[Saved entries]
%%
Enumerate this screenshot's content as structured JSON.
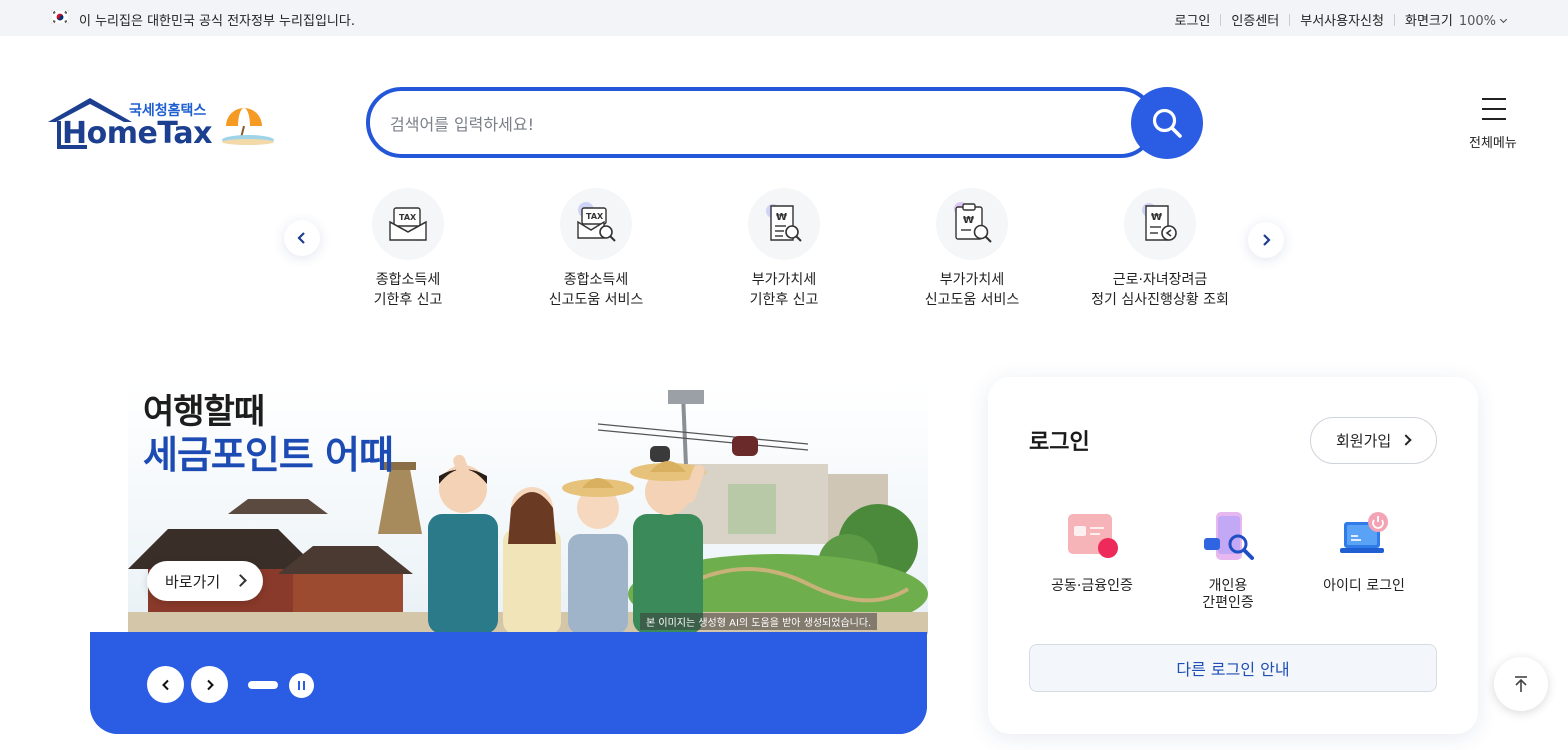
{
  "topbar": {
    "gov_notice": "이 누리집은 대한민국 공식 전자정부 누리집입니다.",
    "links": [
      "로그인",
      "인증센터",
      "부서사용자신청"
    ],
    "zoom_label": "화면크기",
    "zoom_value": "100%"
  },
  "header": {
    "logo_sub": "국세청홈택스",
    "logo_main": "HomeTax",
    "search_placeholder": "검색어를 입력하세요!",
    "menu_label": "전체메뉴"
  },
  "quick_services": [
    {
      "line1": "종합소득세",
      "line2": "기한후 신고",
      "icon": "tax-envelope-icon"
    },
    {
      "line1": "종합소득세",
      "line2": "신고도움 서비스",
      "icon": "tax-search-icon"
    },
    {
      "line1": "부가가치세",
      "line2": "기한후 신고",
      "icon": "won-document-icon"
    },
    {
      "line1": "부가가치세",
      "line2": "신고도움 서비스",
      "icon": "won-clipboard-search-icon"
    },
    {
      "line1": "근로·자녀장려금",
      "line2": "정기 심사진행상황 조회",
      "icon": "won-document-clock-icon"
    }
  ],
  "banner": {
    "title_line1": "여행할때",
    "title_line2": "세금포인트 어때",
    "goto_label": "바로가기",
    "ai_notice": "본 이미지는 생성형 AI의 도움을 받아 생성되었습니다."
  },
  "login": {
    "title": "로그인",
    "join_label": "회원가입",
    "options": [
      {
        "label": "공동·금융인증",
        "icon": "certificate-card-icon"
      },
      {
        "label": "개인용\n간편인증",
        "icon": "phone-search-icon"
      },
      {
        "label": "아이디 로그인",
        "icon": "laptop-power-icon"
      }
    ],
    "other_label": "다른 로그인 안내"
  },
  "colors": {
    "primary": "#2a5de3",
    "brand_navy": "#1d3f8f",
    "topbar_bg": "#f3f4f7"
  }
}
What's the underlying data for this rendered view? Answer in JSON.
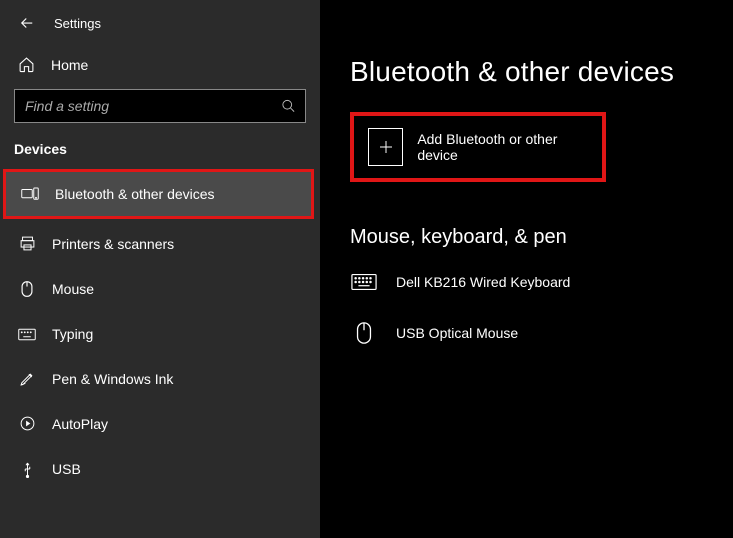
{
  "header": {
    "app_title": "Settings"
  },
  "home": {
    "label": "Home"
  },
  "search": {
    "placeholder": "Find a setting"
  },
  "sidebar": {
    "section": "Devices",
    "items": [
      {
        "label": "Bluetooth & other devices"
      },
      {
        "label": "Printers & scanners"
      },
      {
        "label": "Mouse"
      },
      {
        "label": "Typing"
      },
      {
        "label": "Pen & Windows Ink"
      },
      {
        "label": "AutoPlay"
      },
      {
        "label": "USB"
      }
    ]
  },
  "main": {
    "title": "Bluetooth & other devices",
    "add_device_label": "Add Bluetooth or other device",
    "sub_title": "Mouse, keyboard, & pen",
    "devices": [
      {
        "name": "Dell KB216 Wired Keyboard"
      },
      {
        "name": "USB Optical Mouse"
      }
    ]
  }
}
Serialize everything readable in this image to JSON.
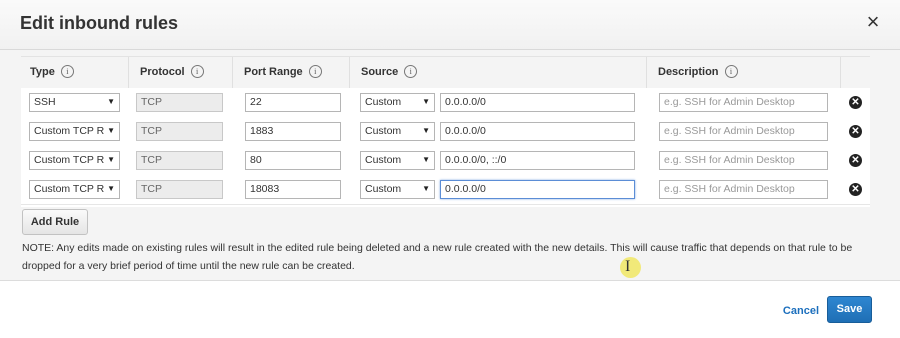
{
  "dialog": {
    "title": "Edit inbound rules",
    "close_icon": "close-icon"
  },
  "table": {
    "headers": {
      "type": "Type",
      "protocol": "Protocol",
      "port_range": "Port Range",
      "source": "Source",
      "description": "Description"
    },
    "rows": [
      {
        "type": "SSH",
        "protocol": "TCP",
        "port_range": "22",
        "source_type": "Custom",
        "source_value": "0.0.0.0/0",
        "description_placeholder": "e.g. SSH for Admin Desktop"
      },
      {
        "type": "Custom TCP R",
        "protocol": "TCP",
        "port_range": "1883",
        "source_type": "Custom",
        "source_value": "0.0.0.0/0",
        "description_placeholder": "e.g. SSH for Admin Desktop"
      },
      {
        "type": "Custom TCP R",
        "protocol": "TCP",
        "port_range": "80",
        "source_type": "Custom",
        "source_value": "0.0.0.0/0, ::/0",
        "description_placeholder": "e.g. SSH for Admin Desktop"
      },
      {
        "type": "Custom TCP R",
        "protocol": "TCP",
        "port_range": "18083",
        "source_type": "Custom",
        "source_value": "0.0.0.0/0",
        "description_placeholder": "e.g. SSH for Admin Desktop"
      }
    ]
  },
  "add_rule_label": "Add Rule",
  "note": "NOTE: Any edits made on existing rules will result in the edited rule being deleted and a new rule created with the new details. This will cause traffic that depends on that rule to be dropped for a very brief period of time until the new rule can be created.",
  "footer": {
    "cancel_label": "Cancel",
    "save_label": "Save"
  },
  "colors": {
    "primary": "#1f6fb5",
    "link": "#1c6fbd"
  }
}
%%
What is expected:
Print out the material word for word, omitting the pictures.

Finished answer:
Enumerate this screenshot's content as structured JSON.
{
  "topbar": {
    "gov_notice": "이 누리집은 대한민국 공식 전자정부 누리집입니다.",
    "links": [
      "로그인",
      "인증센터",
      "부서사용자신청"
    ],
    "zoom_label": "화면크기",
    "zoom_value": "100%"
  },
  "header": {
    "logo_sub": "국세청홈택스",
    "logo_main": "HomeTax",
    "search_placeholder": "검색어를 입력하세요!",
    "menu_label": "전체메뉴"
  },
  "quick_services": [
    {
      "line1": "종합소득세",
      "line2": "기한후 신고",
      "icon": "tax-envelope-icon"
    },
    {
      "line1": "종합소득세",
      "line2": "신고도움 서비스",
      "icon": "tax-search-icon"
    },
    {
      "line1": "부가가치세",
      "line2": "기한후 신고",
      "icon": "won-document-icon"
    },
    {
      "line1": "부가가치세",
      "line2": "신고도움 서비스",
      "icon": "won-clipboard-search-icon"
    },
    {
      "line1": "근로·자녀장려금",
      "line2": "정기 심사진행상황 조회",
      "icon": "won-document-clock-icon"
    }
  ],
  "banner": {
    "title_line1": "여행할때",
    "title_line2": "세금포인트 어때",
    "goto_label": "바로가기",
    "ai_notice": "본 이미지는 생성형 AI의 도움을 받아 생성되었습니다."
  },
  "login": {
    "title": "로그인",
    "join_label": "회원가입",
    "options": [
      {
        "label": "공동·금융인증",
        "icon": "certificate-card-icon"
      },
      {
        "label": "개인용\n간편인증",
        "icon": "phone-search-icon"
      },
      {
        "label": "아이디 로그인",
        "icon": "laptop-power-icon"
      }
    ],
    "other_label": "다른 로그인 안내"
  },
  "colors": {
    "primary": "#2a5de3",
    "brand_navy": "#1d3f8f",
    "topbar_bg": "#f3f4f7"
  }
}
What's the underlying data for this rendered view? Answer in JSON.
{
  "header": {
    "app_title": "Settings"
  },
  "home": {
    "label": "Home"
  },
  "search": {
    "placeholder": "Find a setting"
  },
  "sidebar": {
    "section": "Devices",
    "items": [
      {
        "label": "Bluetooth & other devices"
      },
      {
        "label": "Printers & scanners"
      },
      {
        "label": "Mouse"
      },
      {
        "label": "Typing"
      },
      {
        "label": "Pen & Windows Ink"
      },
      {
        "label": "AutoPlay"
      },
      {
        "label": "USB"
      }
    ]
  },
  "main": {
    "title": "Bluetooth & other devices",
    "add_device_label": "Add Bluetooth or other device",
    "sub_title": "Mouse, keyboard, & pen",
    "devices": [
      {
        "name": "Dell KB216 Wired Keyboard"
      },
      {
        "name": "USB Optical Mouse"
      }
    ]
  }
}
Serialize everything readable in this image to JSON.
{
  "dialog": {
    "title": "Edit inbound rules",
    "close_icon": "close-icon"
  },
  "table": {
    "headers": {
      "type": "Type",
      "protocol": "Protocol",
      "port_range": "Port Range",
      "source": "Source",
      "description": "Description"
    },
    "rows": [
      {
        "type": "SSH",
        "protocol": "TCP",
        "port_range": "22",
        "source_type": "Custom",
        "source_value": "0.0.0.0/0",
        "description_placeholder": "e.g. SSH for Admin Desktop"
      },
      {
        "type": "Custom TCP R",
        "protocol": "TCP",
        "port_range": "1883",
        "source_type": "Custom",
        "source_value": "0.0.0.0/0",
        "description_placeholder": "e.g. SSH for Admin Desktop"
      },
      {
        "type": "Custom TCP R",
        "protocol": "TCP",
        "port_range": "80",
        "source_type": "Custom",
        "source_value": "0.0.0.0/0, ::/0",
        "description_placeholder": "e.g. SSH for Admin Desktop"
      },
      {
        "type": "Custom TCP R",
        "protocol": "TCP",
        "port_range": "18083",
        "source_type": "Custom",
        "source_value": "0.0.0.0/0",
        "description_placeholder": "e.g. SSH for Admin Desktop"
      }
    ]
  },
  "add_rule_label": "Add Rule",
  "note": "NOTE: Any edits made on existing rules will result in the edited rule being deleted and a new rule created with the new details. This will cause traffic that depends on that rule to be dropped for a very brief period of time until the new rule can be created.",
  "footer": {
    "cancel_label": "Cancel",
    "save_label": "Save"
  },
  "colors": {
    "primary": "#1f6fb5",
    "link": "#1c6fbd"
  }
}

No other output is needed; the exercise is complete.